[What this task involves] Reply with one number only: the count of lines below that contain the word "their".

[Data in this exercise]
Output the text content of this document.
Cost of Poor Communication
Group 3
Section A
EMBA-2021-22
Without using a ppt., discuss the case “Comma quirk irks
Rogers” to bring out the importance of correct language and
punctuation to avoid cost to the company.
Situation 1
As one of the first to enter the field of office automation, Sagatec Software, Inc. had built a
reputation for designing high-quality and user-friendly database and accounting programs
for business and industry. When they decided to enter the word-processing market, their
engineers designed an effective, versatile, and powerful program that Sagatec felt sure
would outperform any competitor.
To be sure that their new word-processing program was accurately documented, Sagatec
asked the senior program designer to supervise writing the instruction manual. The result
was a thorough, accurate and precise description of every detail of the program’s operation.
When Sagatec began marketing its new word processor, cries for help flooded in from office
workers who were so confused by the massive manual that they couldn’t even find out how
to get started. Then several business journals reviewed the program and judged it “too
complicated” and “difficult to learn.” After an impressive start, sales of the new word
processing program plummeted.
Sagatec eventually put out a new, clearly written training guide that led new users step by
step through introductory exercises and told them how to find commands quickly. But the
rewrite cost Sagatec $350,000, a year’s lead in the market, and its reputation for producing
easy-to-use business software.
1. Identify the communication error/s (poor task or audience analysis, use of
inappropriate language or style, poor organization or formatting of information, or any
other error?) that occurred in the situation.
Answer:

[Result below] 2